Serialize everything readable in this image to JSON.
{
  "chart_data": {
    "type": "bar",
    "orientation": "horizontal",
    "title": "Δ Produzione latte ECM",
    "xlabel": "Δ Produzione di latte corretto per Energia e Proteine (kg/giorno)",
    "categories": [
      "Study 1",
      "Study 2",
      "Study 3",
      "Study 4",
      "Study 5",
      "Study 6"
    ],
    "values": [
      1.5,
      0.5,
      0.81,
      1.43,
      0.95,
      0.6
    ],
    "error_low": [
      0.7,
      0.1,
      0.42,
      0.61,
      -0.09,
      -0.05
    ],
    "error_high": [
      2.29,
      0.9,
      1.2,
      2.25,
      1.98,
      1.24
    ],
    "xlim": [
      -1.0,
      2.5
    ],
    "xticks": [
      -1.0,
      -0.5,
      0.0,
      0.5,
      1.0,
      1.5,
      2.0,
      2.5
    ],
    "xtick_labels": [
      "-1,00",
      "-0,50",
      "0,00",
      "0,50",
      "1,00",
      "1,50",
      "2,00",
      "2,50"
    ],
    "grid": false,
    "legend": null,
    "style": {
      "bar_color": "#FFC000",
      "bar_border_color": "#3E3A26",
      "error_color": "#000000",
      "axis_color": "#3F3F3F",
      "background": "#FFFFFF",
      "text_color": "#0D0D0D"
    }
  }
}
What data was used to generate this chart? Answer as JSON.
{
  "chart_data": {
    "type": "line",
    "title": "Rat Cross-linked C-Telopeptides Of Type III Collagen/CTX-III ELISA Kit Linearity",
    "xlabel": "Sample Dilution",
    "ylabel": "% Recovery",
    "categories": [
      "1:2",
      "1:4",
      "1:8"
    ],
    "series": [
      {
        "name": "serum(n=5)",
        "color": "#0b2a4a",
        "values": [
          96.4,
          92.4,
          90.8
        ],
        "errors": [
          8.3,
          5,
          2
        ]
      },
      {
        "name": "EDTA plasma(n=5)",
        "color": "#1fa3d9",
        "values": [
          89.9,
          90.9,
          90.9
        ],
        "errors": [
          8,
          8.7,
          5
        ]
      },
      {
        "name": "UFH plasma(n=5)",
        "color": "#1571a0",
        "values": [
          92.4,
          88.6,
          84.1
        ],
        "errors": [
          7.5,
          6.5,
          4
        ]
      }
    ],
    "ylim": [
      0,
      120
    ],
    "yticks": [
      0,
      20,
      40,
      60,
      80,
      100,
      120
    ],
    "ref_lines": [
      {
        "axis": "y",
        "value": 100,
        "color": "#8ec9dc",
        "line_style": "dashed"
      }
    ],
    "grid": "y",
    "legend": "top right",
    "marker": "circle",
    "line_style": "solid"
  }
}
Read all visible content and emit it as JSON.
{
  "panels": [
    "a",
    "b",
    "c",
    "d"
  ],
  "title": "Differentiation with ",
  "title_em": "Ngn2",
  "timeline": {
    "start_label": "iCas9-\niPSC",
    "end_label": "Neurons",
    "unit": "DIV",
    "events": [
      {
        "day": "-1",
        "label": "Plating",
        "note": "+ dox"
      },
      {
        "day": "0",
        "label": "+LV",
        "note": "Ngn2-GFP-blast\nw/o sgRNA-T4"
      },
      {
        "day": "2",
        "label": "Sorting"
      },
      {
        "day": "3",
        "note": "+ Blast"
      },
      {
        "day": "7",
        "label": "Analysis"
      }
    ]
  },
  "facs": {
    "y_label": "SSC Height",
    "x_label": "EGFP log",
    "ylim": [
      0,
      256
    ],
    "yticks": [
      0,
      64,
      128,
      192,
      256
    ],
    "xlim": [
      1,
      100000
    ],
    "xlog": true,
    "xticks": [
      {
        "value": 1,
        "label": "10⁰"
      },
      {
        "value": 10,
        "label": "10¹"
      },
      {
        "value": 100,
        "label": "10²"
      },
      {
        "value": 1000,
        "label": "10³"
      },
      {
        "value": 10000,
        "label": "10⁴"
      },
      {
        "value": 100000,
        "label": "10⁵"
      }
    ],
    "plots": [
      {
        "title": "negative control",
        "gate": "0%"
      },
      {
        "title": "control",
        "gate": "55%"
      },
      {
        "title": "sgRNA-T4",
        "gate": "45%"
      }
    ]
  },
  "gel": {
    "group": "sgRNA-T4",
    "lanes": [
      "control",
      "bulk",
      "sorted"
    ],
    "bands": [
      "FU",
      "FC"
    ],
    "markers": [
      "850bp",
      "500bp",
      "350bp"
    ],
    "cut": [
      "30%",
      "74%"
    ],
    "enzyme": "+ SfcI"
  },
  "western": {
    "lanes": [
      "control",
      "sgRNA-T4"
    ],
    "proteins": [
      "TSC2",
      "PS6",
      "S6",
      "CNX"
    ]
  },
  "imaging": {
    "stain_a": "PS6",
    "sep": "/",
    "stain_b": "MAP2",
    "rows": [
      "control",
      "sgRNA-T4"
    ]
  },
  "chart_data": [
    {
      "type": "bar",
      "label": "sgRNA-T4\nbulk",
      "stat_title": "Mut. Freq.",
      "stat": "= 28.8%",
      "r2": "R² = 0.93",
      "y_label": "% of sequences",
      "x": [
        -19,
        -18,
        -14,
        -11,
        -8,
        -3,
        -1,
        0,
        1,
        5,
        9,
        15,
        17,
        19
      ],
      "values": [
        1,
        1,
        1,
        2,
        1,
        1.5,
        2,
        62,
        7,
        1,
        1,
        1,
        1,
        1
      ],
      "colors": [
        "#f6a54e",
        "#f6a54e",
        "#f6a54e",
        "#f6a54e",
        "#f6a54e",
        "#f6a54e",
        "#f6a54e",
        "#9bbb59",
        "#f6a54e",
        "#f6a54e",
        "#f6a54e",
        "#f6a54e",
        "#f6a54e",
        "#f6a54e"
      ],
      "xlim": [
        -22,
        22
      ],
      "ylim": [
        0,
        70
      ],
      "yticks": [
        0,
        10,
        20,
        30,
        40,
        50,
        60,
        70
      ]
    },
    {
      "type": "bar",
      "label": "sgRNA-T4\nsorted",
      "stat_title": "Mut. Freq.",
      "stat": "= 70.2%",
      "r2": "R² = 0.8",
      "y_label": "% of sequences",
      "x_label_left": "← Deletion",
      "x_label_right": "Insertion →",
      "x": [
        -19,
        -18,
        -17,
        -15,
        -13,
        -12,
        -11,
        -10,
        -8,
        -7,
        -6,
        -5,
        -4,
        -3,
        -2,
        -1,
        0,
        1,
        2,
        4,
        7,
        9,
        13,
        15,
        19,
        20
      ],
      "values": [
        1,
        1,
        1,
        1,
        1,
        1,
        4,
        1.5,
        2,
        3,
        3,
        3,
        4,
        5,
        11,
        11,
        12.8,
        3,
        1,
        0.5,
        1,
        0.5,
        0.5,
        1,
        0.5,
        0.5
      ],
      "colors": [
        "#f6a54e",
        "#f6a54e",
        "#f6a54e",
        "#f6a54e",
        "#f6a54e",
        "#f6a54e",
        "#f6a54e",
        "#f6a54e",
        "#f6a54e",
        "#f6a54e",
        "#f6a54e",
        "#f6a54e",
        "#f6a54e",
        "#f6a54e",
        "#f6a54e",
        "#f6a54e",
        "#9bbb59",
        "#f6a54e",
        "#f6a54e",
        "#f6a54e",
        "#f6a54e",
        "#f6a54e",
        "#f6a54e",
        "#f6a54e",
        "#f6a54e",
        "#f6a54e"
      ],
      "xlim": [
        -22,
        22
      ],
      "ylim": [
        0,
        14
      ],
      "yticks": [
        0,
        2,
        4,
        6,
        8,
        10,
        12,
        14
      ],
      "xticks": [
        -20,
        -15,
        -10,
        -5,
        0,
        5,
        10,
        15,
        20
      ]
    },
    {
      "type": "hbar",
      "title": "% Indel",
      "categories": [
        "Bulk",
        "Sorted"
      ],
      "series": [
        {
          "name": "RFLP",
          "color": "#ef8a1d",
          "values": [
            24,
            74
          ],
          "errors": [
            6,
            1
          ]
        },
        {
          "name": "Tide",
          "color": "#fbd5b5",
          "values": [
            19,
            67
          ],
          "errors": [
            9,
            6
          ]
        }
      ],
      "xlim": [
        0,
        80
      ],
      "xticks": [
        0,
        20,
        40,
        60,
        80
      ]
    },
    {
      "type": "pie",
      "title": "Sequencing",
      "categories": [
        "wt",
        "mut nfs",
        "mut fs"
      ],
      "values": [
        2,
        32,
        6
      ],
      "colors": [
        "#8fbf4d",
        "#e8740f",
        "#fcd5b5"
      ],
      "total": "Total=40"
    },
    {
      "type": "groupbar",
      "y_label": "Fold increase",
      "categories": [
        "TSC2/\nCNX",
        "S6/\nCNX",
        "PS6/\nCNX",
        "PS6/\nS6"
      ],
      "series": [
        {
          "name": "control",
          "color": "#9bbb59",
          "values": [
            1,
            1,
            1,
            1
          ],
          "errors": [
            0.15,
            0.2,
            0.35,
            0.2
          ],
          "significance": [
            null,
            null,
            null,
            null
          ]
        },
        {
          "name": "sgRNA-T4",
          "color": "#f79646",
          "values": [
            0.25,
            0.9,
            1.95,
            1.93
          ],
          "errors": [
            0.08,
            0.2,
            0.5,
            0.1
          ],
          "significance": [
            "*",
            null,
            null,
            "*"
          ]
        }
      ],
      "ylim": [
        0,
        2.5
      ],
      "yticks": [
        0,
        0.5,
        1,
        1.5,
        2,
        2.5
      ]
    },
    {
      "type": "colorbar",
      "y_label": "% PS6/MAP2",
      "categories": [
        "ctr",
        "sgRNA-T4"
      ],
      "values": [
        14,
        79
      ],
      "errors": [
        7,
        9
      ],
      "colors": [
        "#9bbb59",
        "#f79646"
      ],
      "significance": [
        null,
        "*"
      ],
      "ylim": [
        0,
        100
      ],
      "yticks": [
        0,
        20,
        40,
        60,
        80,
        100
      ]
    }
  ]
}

• • • • • • •

> [Assignment]
Show every line from the entries above in which "JSON" appears.

> [Written answer]
Serialize everything readable in this image to JSON.
What data was used to generate this chart? Answer as JSON.
Read all visible content and emit it as JSON.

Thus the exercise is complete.